## RECORDS SUPPLIED
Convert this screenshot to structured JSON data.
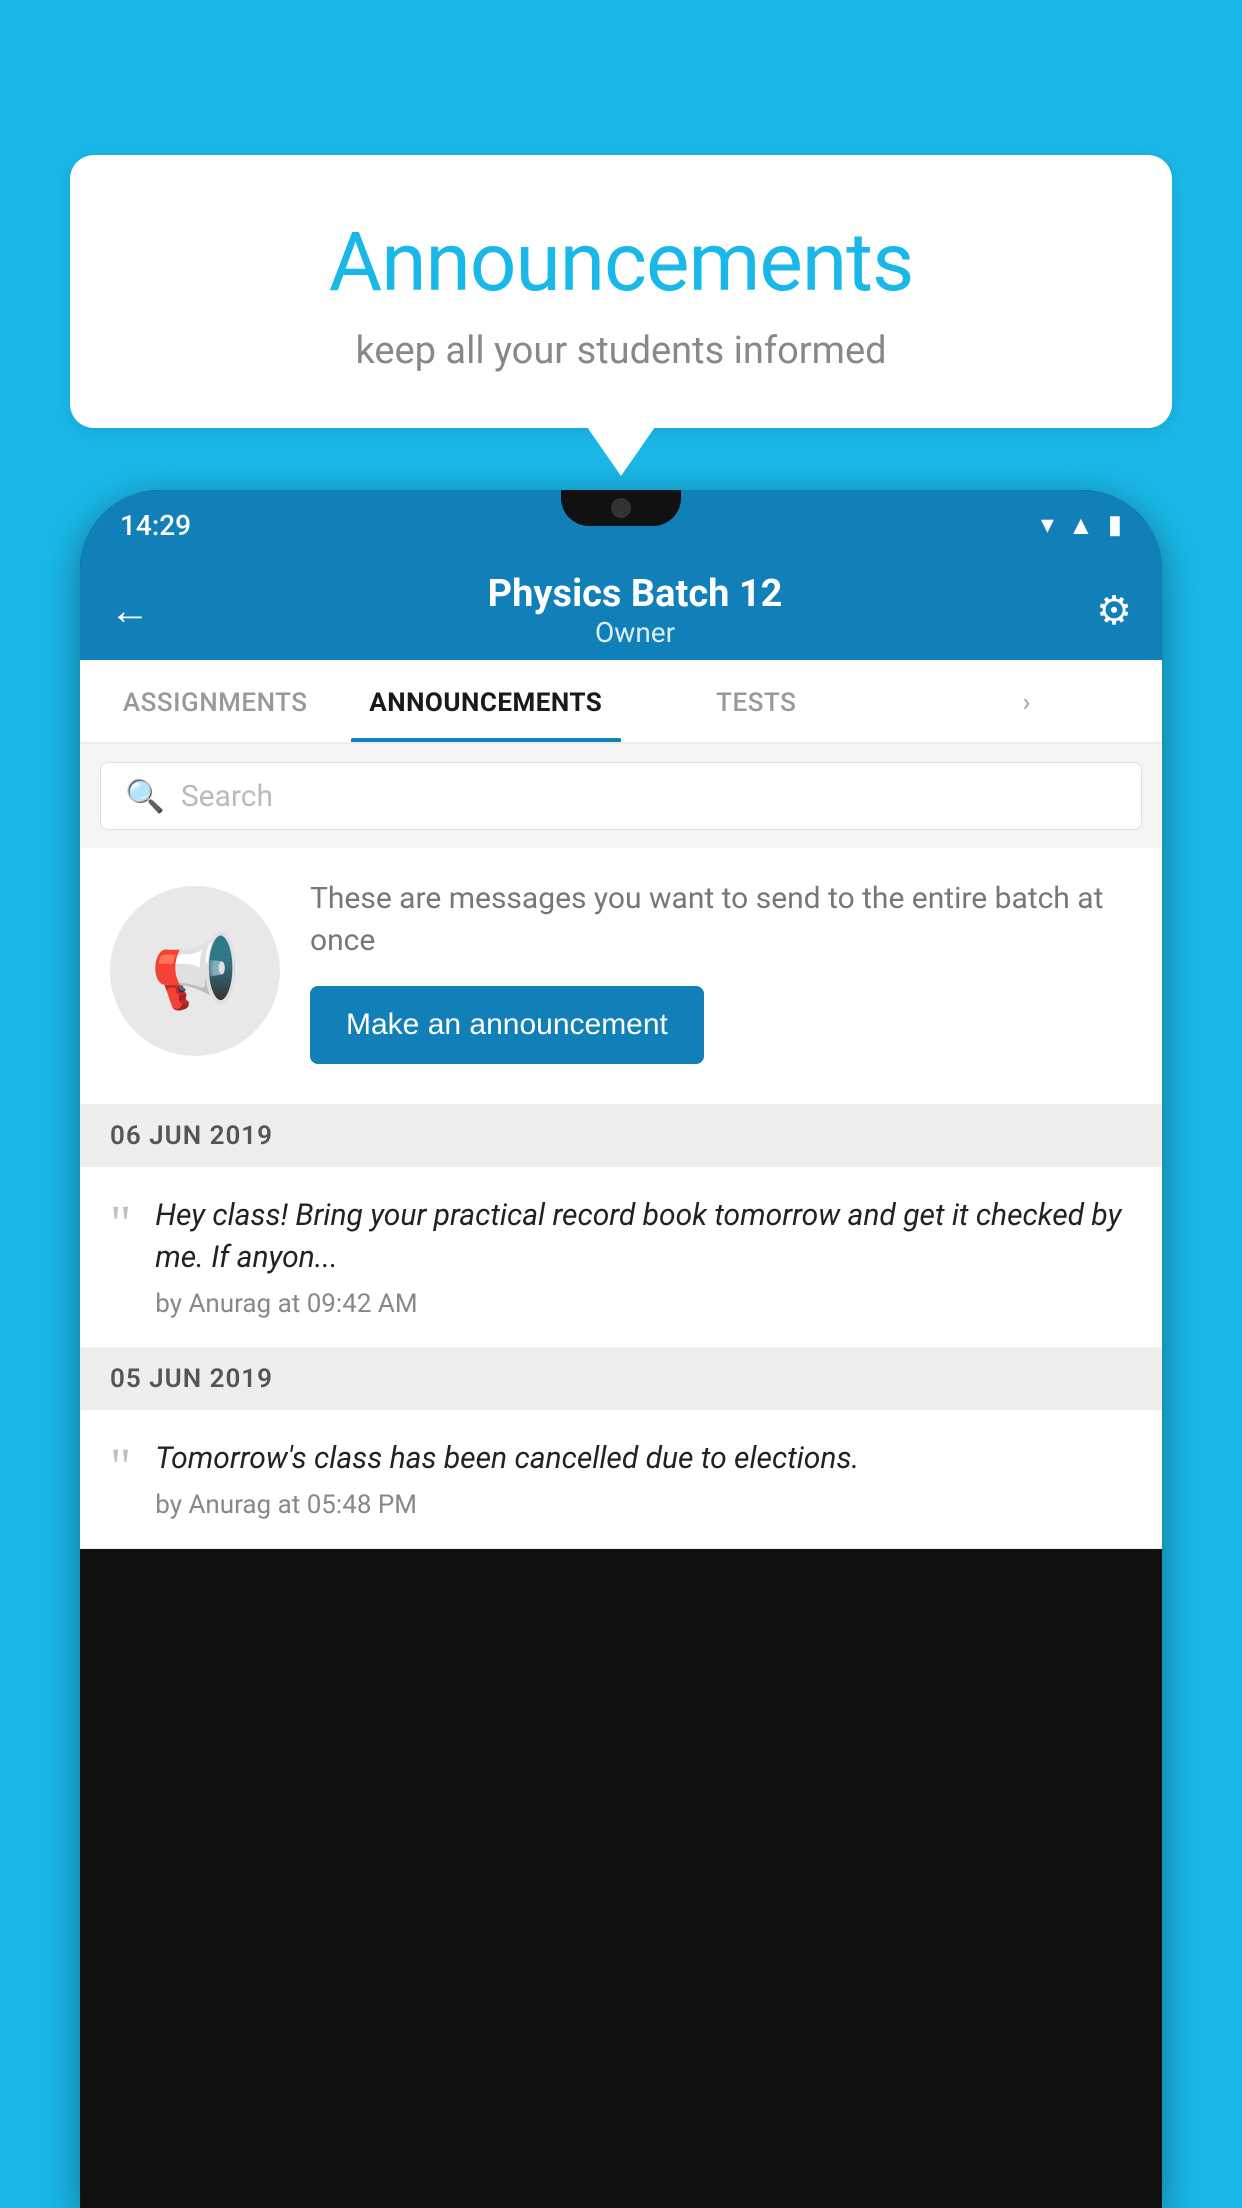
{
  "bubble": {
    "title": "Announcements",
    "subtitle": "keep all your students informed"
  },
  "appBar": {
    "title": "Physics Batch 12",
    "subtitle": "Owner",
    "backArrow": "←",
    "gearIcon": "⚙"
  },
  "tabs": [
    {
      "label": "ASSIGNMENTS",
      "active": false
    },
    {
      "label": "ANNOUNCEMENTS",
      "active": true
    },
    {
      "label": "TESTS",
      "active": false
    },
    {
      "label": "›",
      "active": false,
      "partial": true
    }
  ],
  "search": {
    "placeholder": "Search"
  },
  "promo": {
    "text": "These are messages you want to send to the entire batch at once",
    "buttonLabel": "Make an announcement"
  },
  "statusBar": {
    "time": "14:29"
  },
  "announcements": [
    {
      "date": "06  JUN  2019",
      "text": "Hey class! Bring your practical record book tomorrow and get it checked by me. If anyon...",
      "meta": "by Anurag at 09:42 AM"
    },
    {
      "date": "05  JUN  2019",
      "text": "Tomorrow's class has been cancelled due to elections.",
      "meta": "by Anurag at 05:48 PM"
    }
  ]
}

==

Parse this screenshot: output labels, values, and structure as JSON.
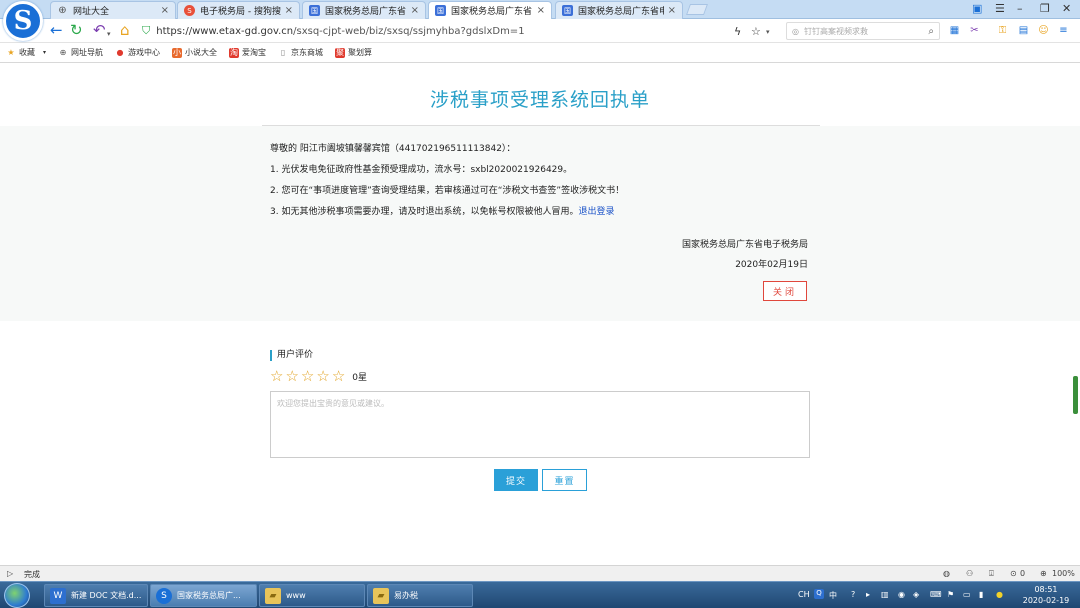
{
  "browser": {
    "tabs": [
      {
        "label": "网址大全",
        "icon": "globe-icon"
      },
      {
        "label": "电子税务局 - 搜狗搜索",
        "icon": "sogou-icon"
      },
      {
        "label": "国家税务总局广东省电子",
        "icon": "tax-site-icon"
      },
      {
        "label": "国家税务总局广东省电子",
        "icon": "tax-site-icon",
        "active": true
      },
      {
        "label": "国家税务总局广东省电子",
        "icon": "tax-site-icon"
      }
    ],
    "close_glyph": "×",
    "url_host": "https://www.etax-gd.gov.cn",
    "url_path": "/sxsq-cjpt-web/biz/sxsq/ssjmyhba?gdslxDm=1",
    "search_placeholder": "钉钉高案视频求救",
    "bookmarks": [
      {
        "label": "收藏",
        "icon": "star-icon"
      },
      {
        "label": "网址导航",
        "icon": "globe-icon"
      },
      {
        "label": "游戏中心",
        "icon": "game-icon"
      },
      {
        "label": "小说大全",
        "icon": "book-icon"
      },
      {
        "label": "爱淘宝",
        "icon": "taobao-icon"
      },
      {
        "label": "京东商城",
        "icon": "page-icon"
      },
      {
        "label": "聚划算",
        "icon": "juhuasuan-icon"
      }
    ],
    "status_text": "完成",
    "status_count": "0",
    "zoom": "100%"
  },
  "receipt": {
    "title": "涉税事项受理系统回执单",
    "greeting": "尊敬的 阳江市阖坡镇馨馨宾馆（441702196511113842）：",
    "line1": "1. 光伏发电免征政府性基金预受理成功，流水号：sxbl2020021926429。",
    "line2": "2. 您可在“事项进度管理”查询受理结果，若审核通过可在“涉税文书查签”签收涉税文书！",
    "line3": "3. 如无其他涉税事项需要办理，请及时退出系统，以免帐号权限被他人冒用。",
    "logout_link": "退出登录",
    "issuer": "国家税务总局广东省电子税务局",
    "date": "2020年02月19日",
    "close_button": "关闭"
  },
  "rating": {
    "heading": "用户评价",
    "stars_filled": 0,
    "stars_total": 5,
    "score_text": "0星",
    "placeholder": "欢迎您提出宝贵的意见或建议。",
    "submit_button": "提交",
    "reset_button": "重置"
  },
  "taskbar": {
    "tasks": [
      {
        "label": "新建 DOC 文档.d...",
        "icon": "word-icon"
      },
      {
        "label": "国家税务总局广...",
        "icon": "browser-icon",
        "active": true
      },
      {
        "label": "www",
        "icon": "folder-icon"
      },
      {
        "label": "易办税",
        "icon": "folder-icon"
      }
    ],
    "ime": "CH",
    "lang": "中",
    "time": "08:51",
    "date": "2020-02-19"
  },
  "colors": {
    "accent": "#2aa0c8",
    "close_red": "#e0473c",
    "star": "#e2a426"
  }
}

## TASK DETAILS
Copy each line of the records containing the string "date".

## WRITTEN RESPONSE
      "date": "06  JUN  2019",
      "date": "05  JUN  2019",
    "date": "2020年02月19日",
    "date": "2020-02-19"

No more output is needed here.